Accounting Issues and APB-25
At the heart of any option grant investigation is how the accounting was done. Prior to December 15, 2005 companies accounted for stock option grants under Accounting Principles Board Opinion No. 25 ('APB-25') and later under Financial Accounting Standards Board Statement No.123 ('FASB123'). Through these are two distinct regulations, the later-enacted FASB 123 allowed companies to continue to use the APB 25 method as long as companies footnoted the fair-based compensation value of the stock options in their financial statements.
Thus, under either rule, if the strike price was set on the day of the grant, then it was granted as a true incentive based option and no compensation expense was recorded. However, if the exercise price was lower than the fair market value of the stock on the date of grant, or granted immediately 'in the money,' the option had an instantaneous value and the company was required to record an executive or employee compensation expense equal to the difference between the strike price and the fair market value of a share of stock on the date of award.

_Requirements_
Copy the passage from the accounting text on stock option grants, starting with "Thus, under either" and going on through "date of award.".

_Extracted information_
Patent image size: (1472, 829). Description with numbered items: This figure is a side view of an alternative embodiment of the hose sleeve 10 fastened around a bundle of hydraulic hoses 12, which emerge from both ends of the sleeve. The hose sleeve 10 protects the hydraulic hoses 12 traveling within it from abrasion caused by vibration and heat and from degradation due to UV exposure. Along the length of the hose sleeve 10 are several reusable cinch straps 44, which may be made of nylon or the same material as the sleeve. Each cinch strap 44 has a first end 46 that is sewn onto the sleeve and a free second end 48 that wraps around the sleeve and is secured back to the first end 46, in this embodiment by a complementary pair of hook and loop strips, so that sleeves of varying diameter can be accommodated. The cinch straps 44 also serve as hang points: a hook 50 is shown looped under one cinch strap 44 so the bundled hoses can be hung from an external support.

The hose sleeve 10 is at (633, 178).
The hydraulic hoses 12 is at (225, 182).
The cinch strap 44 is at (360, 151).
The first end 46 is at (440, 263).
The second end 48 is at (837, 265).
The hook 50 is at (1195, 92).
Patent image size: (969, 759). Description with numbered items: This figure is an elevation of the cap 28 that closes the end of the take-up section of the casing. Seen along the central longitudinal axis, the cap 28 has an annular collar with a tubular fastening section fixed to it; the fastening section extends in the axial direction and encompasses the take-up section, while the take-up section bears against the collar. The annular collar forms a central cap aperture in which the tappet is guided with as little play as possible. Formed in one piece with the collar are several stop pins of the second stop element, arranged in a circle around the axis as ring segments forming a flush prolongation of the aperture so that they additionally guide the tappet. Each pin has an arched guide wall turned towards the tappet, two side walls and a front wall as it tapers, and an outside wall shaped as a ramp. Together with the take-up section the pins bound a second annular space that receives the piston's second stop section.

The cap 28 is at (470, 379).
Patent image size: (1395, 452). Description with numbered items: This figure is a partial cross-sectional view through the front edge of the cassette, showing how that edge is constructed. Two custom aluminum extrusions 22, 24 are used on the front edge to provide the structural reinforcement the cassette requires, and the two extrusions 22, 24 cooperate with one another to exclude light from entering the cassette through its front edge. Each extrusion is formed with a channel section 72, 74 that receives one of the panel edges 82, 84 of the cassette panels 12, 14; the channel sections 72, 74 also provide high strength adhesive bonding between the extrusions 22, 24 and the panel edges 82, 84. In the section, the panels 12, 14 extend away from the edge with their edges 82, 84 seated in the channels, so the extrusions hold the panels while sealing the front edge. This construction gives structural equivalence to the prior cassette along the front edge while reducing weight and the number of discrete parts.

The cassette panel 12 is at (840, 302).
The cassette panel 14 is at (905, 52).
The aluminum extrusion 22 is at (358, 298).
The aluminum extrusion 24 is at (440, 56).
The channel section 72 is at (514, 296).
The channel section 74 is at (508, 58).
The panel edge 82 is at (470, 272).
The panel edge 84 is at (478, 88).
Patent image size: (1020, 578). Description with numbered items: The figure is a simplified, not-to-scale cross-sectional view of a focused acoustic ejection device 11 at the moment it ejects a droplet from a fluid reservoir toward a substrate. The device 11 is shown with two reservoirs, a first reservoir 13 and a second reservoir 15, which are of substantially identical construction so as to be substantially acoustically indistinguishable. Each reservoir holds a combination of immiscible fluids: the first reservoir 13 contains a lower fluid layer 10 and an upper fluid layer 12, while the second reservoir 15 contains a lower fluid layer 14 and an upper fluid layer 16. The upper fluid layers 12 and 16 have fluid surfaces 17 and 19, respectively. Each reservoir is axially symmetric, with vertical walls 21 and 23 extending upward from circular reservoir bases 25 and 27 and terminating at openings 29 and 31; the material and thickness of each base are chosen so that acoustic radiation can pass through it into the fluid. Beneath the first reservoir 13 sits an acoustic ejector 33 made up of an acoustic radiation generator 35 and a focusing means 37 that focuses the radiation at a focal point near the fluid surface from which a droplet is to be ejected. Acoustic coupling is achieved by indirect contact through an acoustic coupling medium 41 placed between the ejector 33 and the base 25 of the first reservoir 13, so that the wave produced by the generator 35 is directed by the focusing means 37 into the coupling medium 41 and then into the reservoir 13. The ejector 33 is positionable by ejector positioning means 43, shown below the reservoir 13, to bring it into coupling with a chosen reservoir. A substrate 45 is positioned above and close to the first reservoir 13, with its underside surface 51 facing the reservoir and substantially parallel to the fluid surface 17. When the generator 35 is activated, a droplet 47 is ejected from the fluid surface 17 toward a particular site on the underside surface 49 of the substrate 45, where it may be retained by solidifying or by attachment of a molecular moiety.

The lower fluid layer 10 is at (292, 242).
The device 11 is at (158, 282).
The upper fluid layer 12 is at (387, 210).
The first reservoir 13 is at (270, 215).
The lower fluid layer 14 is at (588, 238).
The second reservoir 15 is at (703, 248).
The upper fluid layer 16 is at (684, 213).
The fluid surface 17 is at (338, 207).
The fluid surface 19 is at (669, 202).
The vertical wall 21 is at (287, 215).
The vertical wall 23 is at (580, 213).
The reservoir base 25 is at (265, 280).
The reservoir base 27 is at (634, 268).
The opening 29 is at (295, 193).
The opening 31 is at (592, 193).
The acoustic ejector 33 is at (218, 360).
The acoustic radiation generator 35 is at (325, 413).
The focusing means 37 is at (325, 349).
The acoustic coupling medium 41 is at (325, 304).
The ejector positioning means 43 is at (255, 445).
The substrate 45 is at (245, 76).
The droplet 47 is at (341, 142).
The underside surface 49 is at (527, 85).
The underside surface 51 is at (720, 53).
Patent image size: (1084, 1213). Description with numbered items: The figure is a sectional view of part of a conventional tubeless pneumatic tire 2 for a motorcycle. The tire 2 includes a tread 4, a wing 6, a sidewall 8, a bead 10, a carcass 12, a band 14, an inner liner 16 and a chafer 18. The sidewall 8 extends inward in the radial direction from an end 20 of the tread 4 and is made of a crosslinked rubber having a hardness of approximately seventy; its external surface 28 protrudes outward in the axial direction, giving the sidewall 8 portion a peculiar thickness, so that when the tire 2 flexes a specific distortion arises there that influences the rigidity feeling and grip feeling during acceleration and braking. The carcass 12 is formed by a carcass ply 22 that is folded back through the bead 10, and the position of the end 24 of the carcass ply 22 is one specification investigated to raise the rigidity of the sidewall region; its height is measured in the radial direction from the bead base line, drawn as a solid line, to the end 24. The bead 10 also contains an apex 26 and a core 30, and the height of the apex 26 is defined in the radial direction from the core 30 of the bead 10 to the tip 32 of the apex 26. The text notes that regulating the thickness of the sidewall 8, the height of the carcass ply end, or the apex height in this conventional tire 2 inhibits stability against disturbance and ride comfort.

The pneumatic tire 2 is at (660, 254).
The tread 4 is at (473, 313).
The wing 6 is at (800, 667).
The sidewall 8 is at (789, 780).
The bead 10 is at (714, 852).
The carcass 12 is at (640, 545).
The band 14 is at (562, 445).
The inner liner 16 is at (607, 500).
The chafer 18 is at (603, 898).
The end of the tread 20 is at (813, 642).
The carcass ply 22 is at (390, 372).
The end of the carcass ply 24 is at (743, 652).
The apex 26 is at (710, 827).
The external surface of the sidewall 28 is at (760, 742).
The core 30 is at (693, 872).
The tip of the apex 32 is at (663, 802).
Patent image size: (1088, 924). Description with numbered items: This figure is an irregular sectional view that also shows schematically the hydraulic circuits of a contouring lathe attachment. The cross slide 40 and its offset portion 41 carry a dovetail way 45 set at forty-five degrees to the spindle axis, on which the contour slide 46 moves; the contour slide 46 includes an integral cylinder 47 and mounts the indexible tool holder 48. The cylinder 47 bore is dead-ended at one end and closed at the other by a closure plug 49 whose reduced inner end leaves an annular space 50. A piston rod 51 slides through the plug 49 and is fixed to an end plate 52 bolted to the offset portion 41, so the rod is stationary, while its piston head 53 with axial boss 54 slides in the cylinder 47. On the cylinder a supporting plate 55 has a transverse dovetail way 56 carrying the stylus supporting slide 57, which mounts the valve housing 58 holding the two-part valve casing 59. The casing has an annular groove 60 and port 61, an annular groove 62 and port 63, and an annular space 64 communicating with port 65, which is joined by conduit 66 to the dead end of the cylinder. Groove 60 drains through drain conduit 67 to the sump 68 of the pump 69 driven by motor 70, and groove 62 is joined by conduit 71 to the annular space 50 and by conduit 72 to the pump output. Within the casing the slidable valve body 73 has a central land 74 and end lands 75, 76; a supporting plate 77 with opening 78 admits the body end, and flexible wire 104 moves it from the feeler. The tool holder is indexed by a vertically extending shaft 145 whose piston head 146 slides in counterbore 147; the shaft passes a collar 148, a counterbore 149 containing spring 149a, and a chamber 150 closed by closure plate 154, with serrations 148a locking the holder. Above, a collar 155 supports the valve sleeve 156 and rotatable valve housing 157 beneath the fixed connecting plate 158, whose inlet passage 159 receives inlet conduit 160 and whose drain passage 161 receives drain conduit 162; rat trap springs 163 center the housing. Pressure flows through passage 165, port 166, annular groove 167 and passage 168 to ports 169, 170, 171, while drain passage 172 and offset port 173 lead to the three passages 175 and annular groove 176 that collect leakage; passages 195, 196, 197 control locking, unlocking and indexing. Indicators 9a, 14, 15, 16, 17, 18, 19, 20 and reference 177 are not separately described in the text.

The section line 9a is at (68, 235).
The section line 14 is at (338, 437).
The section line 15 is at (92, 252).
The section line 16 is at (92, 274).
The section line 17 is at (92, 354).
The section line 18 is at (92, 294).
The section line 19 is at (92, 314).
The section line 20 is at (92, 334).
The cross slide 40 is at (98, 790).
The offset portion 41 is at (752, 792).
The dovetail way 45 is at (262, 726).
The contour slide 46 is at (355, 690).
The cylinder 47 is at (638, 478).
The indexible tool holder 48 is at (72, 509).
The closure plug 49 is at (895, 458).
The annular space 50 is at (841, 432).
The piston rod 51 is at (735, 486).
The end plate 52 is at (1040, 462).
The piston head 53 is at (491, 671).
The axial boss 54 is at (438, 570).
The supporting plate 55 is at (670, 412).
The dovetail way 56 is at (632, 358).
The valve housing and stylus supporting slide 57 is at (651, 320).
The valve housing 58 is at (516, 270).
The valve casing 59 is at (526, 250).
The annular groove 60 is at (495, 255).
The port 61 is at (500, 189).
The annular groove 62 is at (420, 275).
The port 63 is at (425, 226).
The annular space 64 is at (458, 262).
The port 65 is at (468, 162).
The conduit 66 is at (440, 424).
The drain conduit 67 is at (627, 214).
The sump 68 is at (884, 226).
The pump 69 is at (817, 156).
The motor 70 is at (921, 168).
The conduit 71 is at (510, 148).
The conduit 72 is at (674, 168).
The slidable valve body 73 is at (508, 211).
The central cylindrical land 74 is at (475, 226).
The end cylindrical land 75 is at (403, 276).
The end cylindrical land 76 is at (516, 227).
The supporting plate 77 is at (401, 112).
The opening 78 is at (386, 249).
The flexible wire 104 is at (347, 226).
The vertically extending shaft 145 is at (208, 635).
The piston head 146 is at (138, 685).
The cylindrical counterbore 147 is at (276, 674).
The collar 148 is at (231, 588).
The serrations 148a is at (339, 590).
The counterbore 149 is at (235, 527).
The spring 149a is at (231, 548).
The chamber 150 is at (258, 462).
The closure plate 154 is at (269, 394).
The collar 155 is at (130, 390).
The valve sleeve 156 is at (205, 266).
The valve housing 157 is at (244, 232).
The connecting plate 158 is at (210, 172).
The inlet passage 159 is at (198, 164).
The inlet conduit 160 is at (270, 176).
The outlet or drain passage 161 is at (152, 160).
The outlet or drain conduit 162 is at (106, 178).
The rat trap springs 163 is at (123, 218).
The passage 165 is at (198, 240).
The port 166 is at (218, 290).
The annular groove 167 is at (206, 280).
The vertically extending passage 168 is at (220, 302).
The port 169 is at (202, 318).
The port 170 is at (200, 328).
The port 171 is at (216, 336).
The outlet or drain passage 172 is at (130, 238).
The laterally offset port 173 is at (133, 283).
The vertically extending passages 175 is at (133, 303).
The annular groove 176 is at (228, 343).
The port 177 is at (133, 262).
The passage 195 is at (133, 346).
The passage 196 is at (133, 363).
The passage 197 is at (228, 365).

_Reply_
Thus, under either rule, if the strike price was set on the day of the grant, then it was granted as a true incentive based option and no compensation expense was recorded. However, if the exercise price was lower than the fair market value of the stock on the date of grant, or granted immediately 'in the money,' the option had an instantaneous value and the company was required to record an executive or employee compensation expense equal to the difference between the strike price and the fair market value of a share of stock on the date of award.